> EXERCISE MATERIAL:
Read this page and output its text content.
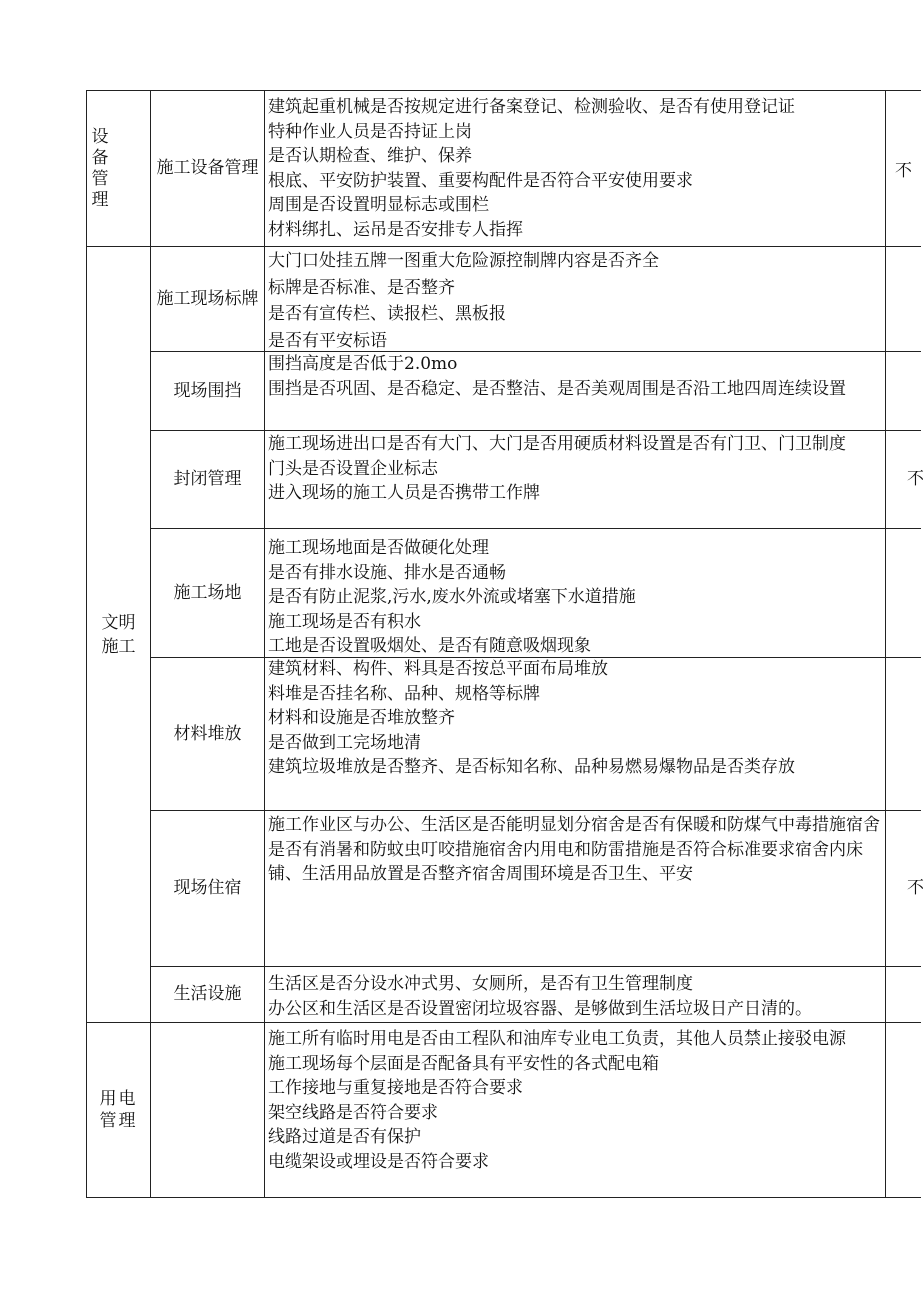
设备管理
施工设备管理
建筑起重机械是否按规定进行备案登记、检测验收、是否有使用登记证
特种作业人员是否持证上岗
是否认期检查、维护、保养
根底、平安防护装置、重要构配件是否符合平安使用要求
周围是否设置明显标志或围栏
材料绑扎、运吊是否安排专人指挥
不
文明施工
施工现场标牌
大门口处挂五牌一图重大危险源控制牌内容是否齐全
标牌是否标准、是否整齐
是否有宣传栏、读报栏、黑板报
是否有平安标语
现场围挡
围挡高度是否低于2.0mo
围挡是否巩固、是否稳定、是否整洁、是否美观周围是否沿工地四周连续设置
封闭管理
施工现场进出口是否有大门、大门是否用硬质材料设置是否有门卫、门卫制度
门头是否设置企业标志
进入现场的施工人员是否携带工作牌
不
施工场地
施工现场地面是否做硬化处理
是否有排水设施、排水是否通畅
是否有防止泥浆,污水,废水外流或堵塞下水道措施
施工现场是否有积水
工地是否设置吸烟处、是否有随意吸烟现象
材料堆放
建筑材料、构件、料具是否按总平面布局堆放
料堆是否挂名称、品种、规格等标牌
材料和设施是否堆放整齐
是否做到工完场地清
建筑垃圾堆放是否整齐、是否标知名称、品种易燃易爆物品是否类存放
现场住宿
施工作业区与办公、生活区是否能明显划分宿舍是否有保暖和防煤气中毒措施宿舍是否有消暑和防蚊虫叮咬措施宿舍内用电和防雷措施是否符合标准要求宿舍内床铺、生活用品放置是否整齐宿舍周围环境是否卫生、平安
不
生活设施 生活区是否分设水冲式男、女厕所，是否有卫生管理制度
办公区和生活区是否设置密闭垃圾容器、是够做到生活垃圾日产日清的。
用电管理
施工所有临时用电是否由工程队和油库专业电工负责，其他人员禁止接驳电源
施工现场每个层面是否配备具有平安性的各式配电箱
工作接地与重复接地是否符合要求
架空线路是否符合要求
线路过道是否有保护
电缆架设或埋设是否符合要求
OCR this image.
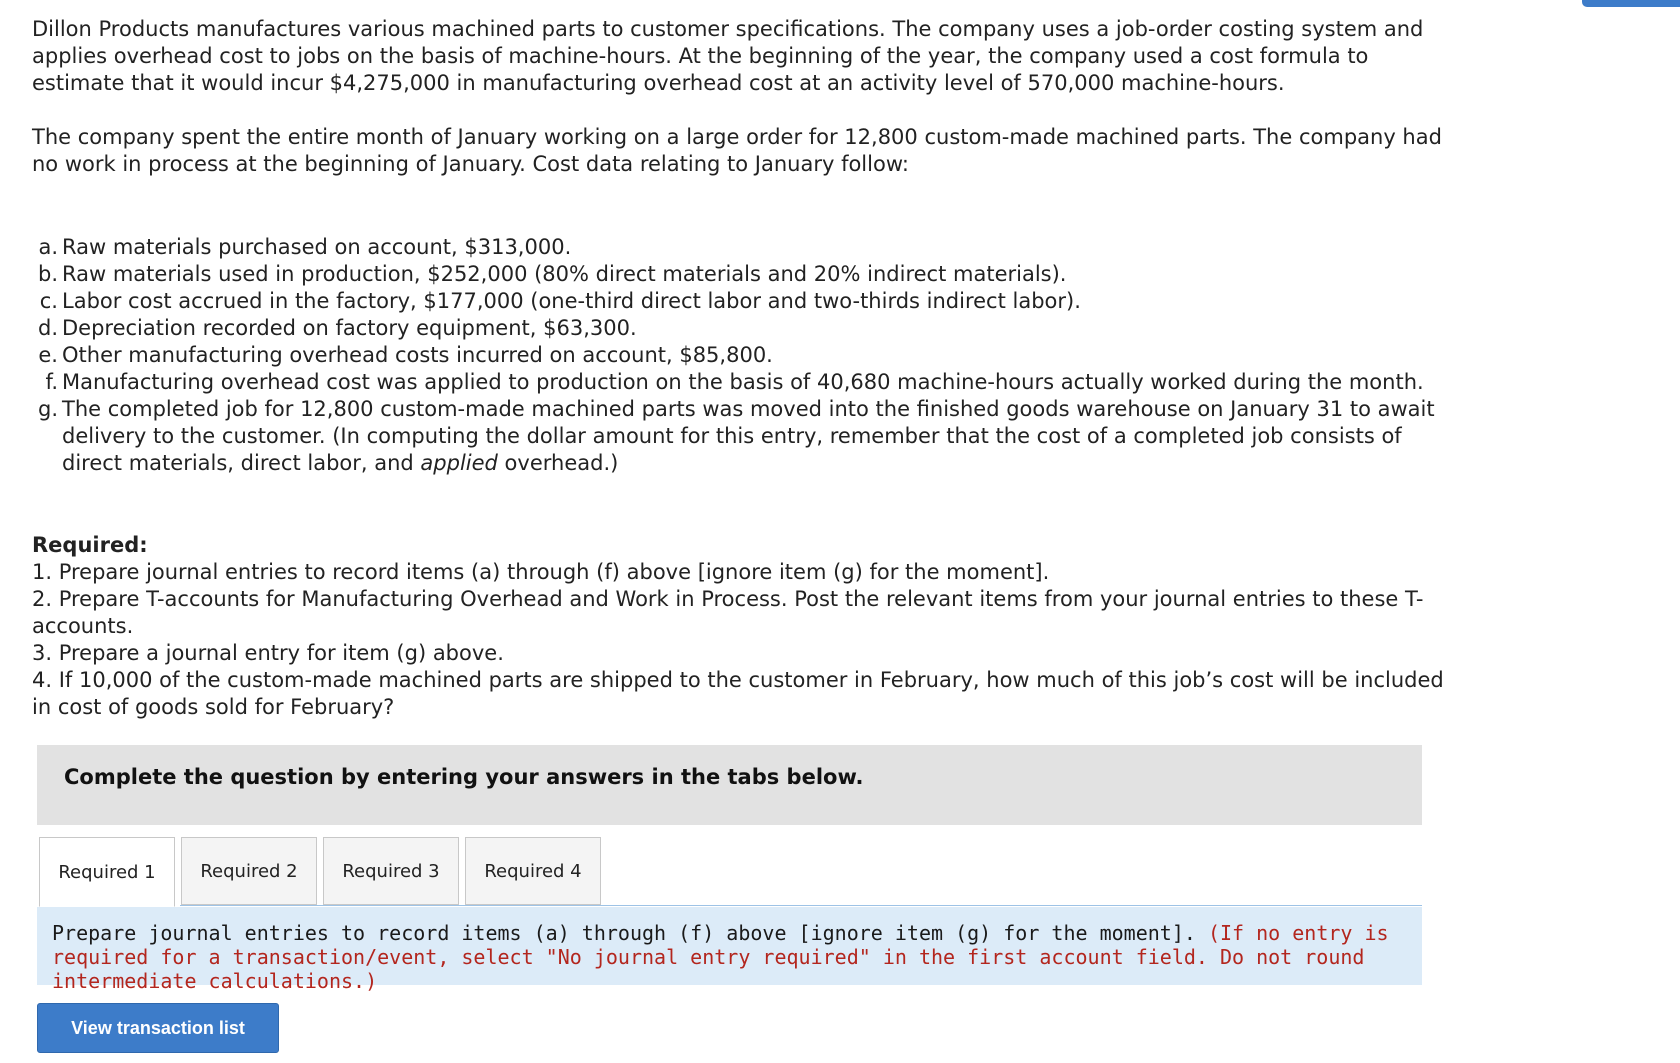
Dillon Products manufactures various machined parts to customer specifications. The company uses a job-order costing system and applies overhead cost to jobs on the basis of machine-hours. At the beginning of the year, the company used a cost formula to estimate that it would incur $4,275,000 in manufacturing overhead cost at an activity level of 570,000 machine-hours.

The company spent the entire month of January working on a large order for 12,800 custom-made machined parts. The company had no work in process at the beginning of January. Cost data relating to January follow:

a. Raw materials purchased on account, $313,000.
b. Raw materials used in production, $252,000 (80% direct materials and 20% indirect materials).
c. Labor cost accrued in the factory, $177,000 (one-third direct labor and two-thirds indirect labor).
d. Depreciation recorded on factory equipment, $63,300.
e. Other manufacturing overhead costs incurred on account, $85,800.
f. Manufacturing overhead cost was applied to production on the basis of 40,680 machine-hours actually worked during the month.
g. The completed job for 12,800 custom-made machined parts was moved into the finished goods warehouse on January 31 to await delivery to the customer. (In computing the dollar amount for this entry, remember that the cost of a completed job consists of direct materials, direct labor, and applied overhead.)

Required:

1. Prepare journal entries to record items (a) through (f) above [ignore item (g) for the moment].

2. Prepare T-accounts for Manufacturing Overhead and Work in Process. Post the relevant items from your journal entries to these T-accounts.

3. Prepare a journal entry for item (g) above.

4. If 10,000 of the custom-made machined parts are shipped to the customer in February, how much of this job’s cost will be included in cost of goods sold for February?

Complete the question by entering your answers in the tabs below.
Required 1	Required 2	Required 3	Required 4
Prepare journal entries to record items (a) through (f) above [ignore item (g) for the moment]. (If no entry is required for a transaction/event, select "No journal entry required" in the first account field. Do not round intermediate calculations.)
View transaction list
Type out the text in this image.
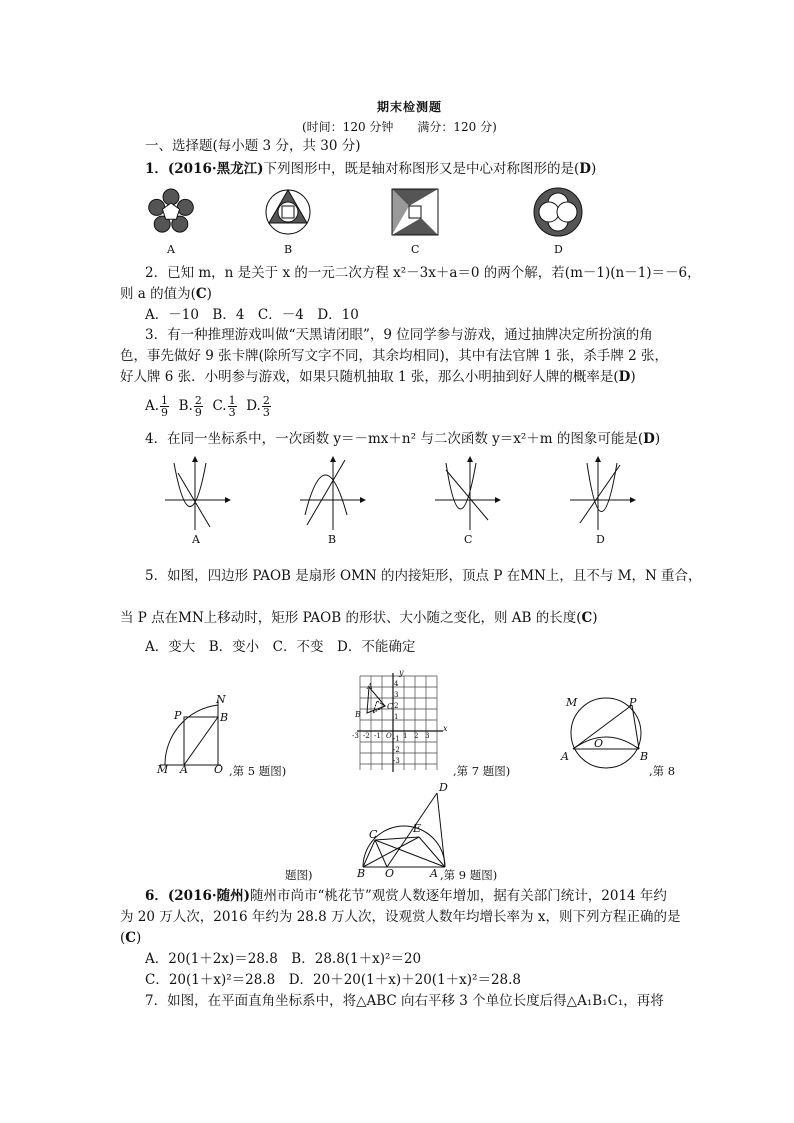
期末检测题
(时间：120 分钟　　满分：120 分)
一、选择题(每小题 3 分，共 30 分)
1．(2016·黑龙江)下列图形中，既是轴对称图形又是中心对称图形的是(D)
A	B	C	D
2．已知 m，n 是关于 x 的一元二次方程 x²－3x＋a＝0 的两个解，若(m－1)(n－1)＝－6，
则 a 的值为(C)
A．－10　B．4　C．－4　D．10
3．有一种推理游戏叫做“天黑请闭眼”，9 位同学参与游戏，通过抽牌决定所扮演的角
色，事先做好 9 张卡牌(除所写文字不同，其余均相同)，其中有法官牌 1 张，杀手牌 2 张，
好人牌 6 张．小明参与游戏，如果只随机抽取 1 张，那么小明抽到好人牌的概率是(D)
A. $\frac{1}{9} B$. $\frac{2}{9} C$. $\frac{1}{3} D$. $\frac{2}{3}$
4．在同一坐标系中，一次函数 y＝－mx＋n² 与二次函数 y＝x²＋m 的图象可能是(D)
A	B	C	D
5．如图，四边形 PAOB 是扇形 OMN 的内接矩形，顶点 P 在MN上，且不与 M，N 重合，
当 P 点在MN上移动时，矩形 PAOB 的形状、大小随之变化，则 AB 的长度(C)
A．变大　B．变小　C．不变　D．不能确定
N
P	B
M A O ,第 5 题图)
A
B
C
y
x
-3 -2 -1	1 2 3
4
3
2
1
-1
-2
-3
O
,第 7 题图)
M	P
O
A	B
,第 8
题图)
D
C	E
B O	A ,第 9 题图)
6．(2016·随州)随州市尚市“桃花节”观赏人数逐年增加，据有关部门统计，2014 年约
为 20 万人次，2016 年约为 28.8 万人次，设观赏人数年均增长率为 x，则下列方程正确的是
(C)
A．20(1＋2x)＝28.8　B．28.8(1＋x)²＝20
C．20(1＋x)²＝28.8　D．20＋20(1＋x)＋20(1＋x)²＝28.8
7．如图，在平面直角坐标系中，将△ABC 向右平移 3 个单位长度后得△A₁B₁C₁，再将
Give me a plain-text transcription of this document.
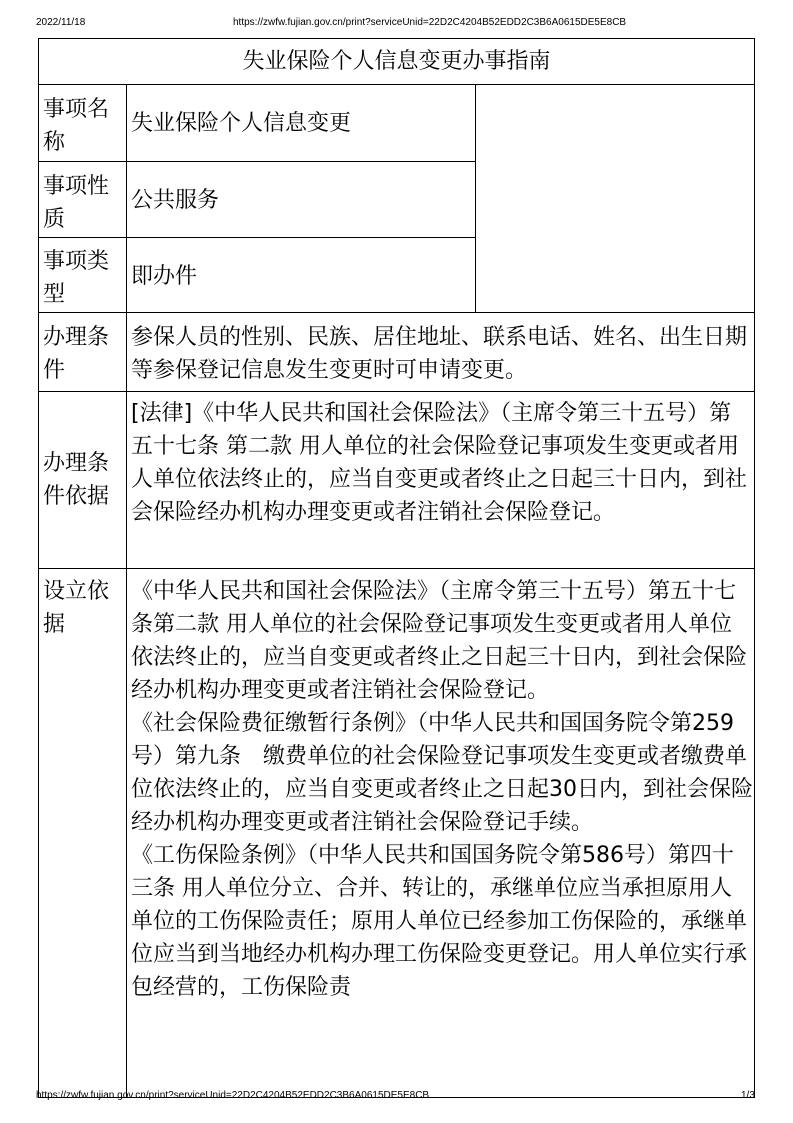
2022/11/18	https://zwfw.fujian.gov.cn/print?serviceUnid=22D2C4204B52EDD2C3B6A0615DE5E8CB
失业保险个人信息变更办事指南
事项名称
失业保险个人信息变更
事项性质
公共服务
事项类型
即办件
办理条件
参保人员的性别、民族、居住地址、联系电话、姓名、出生日期等参保登记信息发生变更时可申请变更。
办理条件依据
[法律]《中华人民共和国社会保险法》（主席令第三十五号）第五十七条 第二款 用人单位的社会保险登记事项发生变更或者用人单位依法终止的，应当自变更或者终止之日起三十日内，到社会保险经办机构办理变更或者注销社会保险登记。
设立依据
《中华人民共和国社会保险法》（主席令第三十五号）第五十七条第二款 用人单位的社会保险登记事项发生变更或者用人单位依法终止的，应当自变更或者终止之日起三十日内，到社会保险经办机构办理变更或者注销社会保险登记。
《社会保险费征缴暂行条例》（中华人民共和国国务院令第259号）第九条　缴费单位的社会保险登记事项发生变更或者缴费单位依法终止的，应当自变更或者终止之日起30日内，到社会保险经办机构办理变更或者注销社会保险登记手续。
《工伤保险条例》（中华人民共和国国务院令第586号）第四十三条 用人单位分立、合并、转让的，承继单位应当承担原用人单位的工伤保险责任；原用人单位已经参加工伤保险的，承继单位应当到当地经办机构办理工伤保险变更登记。用人单位实行承包经营的，工伤保险责
https://zwfw.fujian.gov.cn/print?serviceUnid=22D2C4204B52EDD2C3B6A0615DE5E8CB	1/3
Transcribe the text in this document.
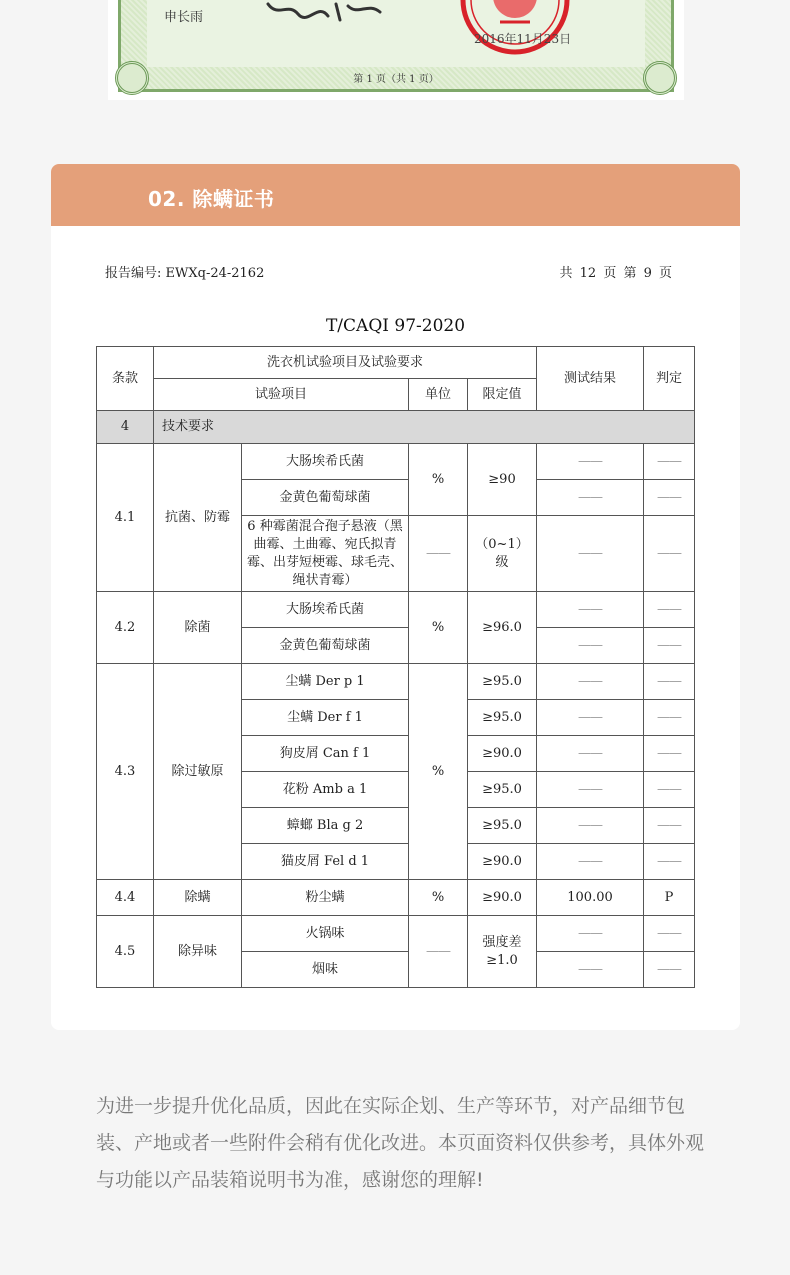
申长雨
2016年11月23日
第 1 页（共 1 页）
02. 除螨证书
报告编号: EWXq-24-2162	共 12 页 第 9 页
T/CAQI 97-2020
条款	洗衣机试验项目及试验要求				测试结果	判定
	试验项目		单位	限定值		
4	技术要求					
4.1	抗菌、防霉	大肠埃希氏菌	%	≥90	——	——
		金黄色葡萄球菌			——	——
		6 种霉菌混合孢子悬液（黑曲霉、土曲霉、宛氏拟青霉、出芽短梗霉、球毛壳、绳状青霉）	——	（0~1）级	——	——
4.2	除菌	大肠埃希氏菌	%	≥96.0	——	——
		金黄色葡萄球菌			——	——
4.3	除过敏原	尘螨 Der p 1	%	≥95.0	——	——
		尘螨 Der f 1		≥95.0	——	——
		狗皮屑 Can f 1		≥90.0	——	——
		花粉 Amb a 1		≥95.0	——	——
		蟑螂 Bla g 2		≥95.0	——	——
		猫皮屑 Fel d 1		≥90.0	——	——
4.4	除螨	粉尘螨	%	≥90.0	100.00	P
4.5	除异味	火锅味	——	强度差≥1.0	——	——
		烟味			——	——

为进一步提升优化品质，因此在实际企划、生产等环节，对产品细节包装、产地或者一些附件会稍有优化改进。本页面资料仅供参考，具体外观与功能以产品装箱说明书为准，感谢您的理解!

> SHORT EXERCISE: Copy each line above where the string "factory" occurs.

> CORRECT ANSWER:
c. Labor cost accrued in the factory, $177,000 (one-third direct labor and two-thirds indirect labor).
d. Depreciation recorded on factory equipment, $63,300.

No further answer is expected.